Collected data entries
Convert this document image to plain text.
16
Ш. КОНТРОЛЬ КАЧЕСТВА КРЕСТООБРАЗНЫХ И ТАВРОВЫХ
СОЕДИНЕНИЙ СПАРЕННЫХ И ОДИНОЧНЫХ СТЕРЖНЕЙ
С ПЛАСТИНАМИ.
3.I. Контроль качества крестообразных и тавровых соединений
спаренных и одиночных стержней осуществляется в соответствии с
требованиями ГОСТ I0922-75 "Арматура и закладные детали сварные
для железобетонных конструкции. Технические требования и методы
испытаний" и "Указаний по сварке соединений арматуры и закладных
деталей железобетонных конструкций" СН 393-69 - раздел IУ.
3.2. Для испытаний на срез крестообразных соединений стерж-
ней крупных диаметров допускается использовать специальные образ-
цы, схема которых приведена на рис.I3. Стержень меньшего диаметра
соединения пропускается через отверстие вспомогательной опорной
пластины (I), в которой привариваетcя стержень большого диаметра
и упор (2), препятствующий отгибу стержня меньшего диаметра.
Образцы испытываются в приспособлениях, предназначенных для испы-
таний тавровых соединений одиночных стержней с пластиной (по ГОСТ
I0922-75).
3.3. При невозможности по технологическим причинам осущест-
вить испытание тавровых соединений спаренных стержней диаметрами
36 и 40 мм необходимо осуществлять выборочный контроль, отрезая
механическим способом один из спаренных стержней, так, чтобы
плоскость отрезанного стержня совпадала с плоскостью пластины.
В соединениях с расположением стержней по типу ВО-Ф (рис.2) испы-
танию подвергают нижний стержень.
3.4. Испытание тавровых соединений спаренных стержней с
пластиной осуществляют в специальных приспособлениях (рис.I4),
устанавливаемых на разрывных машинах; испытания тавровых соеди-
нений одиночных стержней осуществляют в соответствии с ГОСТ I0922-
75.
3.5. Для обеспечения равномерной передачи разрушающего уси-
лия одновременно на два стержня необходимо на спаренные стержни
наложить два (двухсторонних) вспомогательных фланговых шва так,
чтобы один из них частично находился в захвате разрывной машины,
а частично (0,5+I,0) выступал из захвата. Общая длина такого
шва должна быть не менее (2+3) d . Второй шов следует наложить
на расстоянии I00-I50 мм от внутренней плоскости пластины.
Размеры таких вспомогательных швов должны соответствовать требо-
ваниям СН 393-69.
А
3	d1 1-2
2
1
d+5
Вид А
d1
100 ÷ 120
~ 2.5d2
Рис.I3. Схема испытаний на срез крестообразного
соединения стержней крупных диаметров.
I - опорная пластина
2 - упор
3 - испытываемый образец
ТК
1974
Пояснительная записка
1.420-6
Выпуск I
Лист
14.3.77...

Task brief :: All of the records must be repeated exactly.

Result of this exercise ::
Convert this document image to plain text.
16
Ш. КОНТРОЛЬ КАЧЕСТВА КРЕСТООБРАЗНЫХ И ТАВРОВЫХ
СОЕДИНЕНИЙ СПАРЕННЫХ И ОДИНОЧНЫХ СТЕРЖНЕЙ
С ПЛАСТИНАМИ.
3.I. Контроль качества крестообразных и тавровых соединений
спаренных и одиночных стержней осуществляется в соответствии с
требованиями ГОСТ I0922-75 "Арматура и закладные детали сварные
для железобетонных конструкции. Технические требования и методы
испытаний" и "Указаний по сварке соединений арматуры и закладных
деталей железобетонных конструкций" СН 393-69 - раздел IУ.
3.2. Для испытаний на срез крестообразных соединений стерж-
ней крупных диаметров допускается использовать специальные образ-
цы, схема которых приведена на рис.I3. Стержень меньшего диаметра
соединения пропускается через отверстие вспомогательной опорной
пластины (I), в которой привариваетcя стержень большого диаметра
и упор (2), препятствующий отгибу стержня меньшего диаметра.
Образцы испытываются в приспособлениях, предназначенных для испы-
таний тавровых соединений одиночных стержней с пластиной (по ГОСТ
I0922-75).
3.3. При невозможности по технологическим причинам осущест-
вить испытание тавровых соединений спаренных стержней диаметрами
36 и 40 мм необходимо осуществлять выборочный контроль, отрезая
механическим способом один из спаренных стержней, так, чтобы
плоскость отрезанного стержня совпадала с плоскостью пластины.
В соединениях с расположением стержней по типу ВО-Ф (рис.2) испы-
танию подвергают нижний стержень.
3.4. Испытание тавровых соединений спаренных стержней с
пластиной осуществляют в специальных приспособлениях (рис.I4),
устанавливаемых на разрывных машинах; испытания тавровых соеди-
нений одиночных стержней осуществляют в соответствии с ГОСТ I0922-
75.
3.5. Для обеспечения равномерной передачи разрушающего уси-
лия одновременно на два стержня необходимо на спаренные стержни
наложить два (двухсторонних) вспомогательных фланговых шва так,
чтобы один из них частично находился в захвате разрывной машины,
а частично (0,5+I,0) выступал из захвата. Общая длина такого
шва должна быть не менее (2+3) d . Второй шов следует наложить
на расстоянии I00-I50 мм от внутренней плоскости пластины.
Размеры таких вспомогательных швов должны соответствовать требо-
ваниям СН 393-69.
А
3	d1 1-2
2
1
d+5
Вид А
d1
100 ÷ 120
~ 2.5d2
Рис.I3. Схема испытаний на срез крестообразного
соединения стержней крупных диаметров.
I - опорная пластина
2 - упор
3 - испытываемый образец
ТК
1974
Пояснительная записка
1.420-6
Выпуск I
Лист
14.3.77...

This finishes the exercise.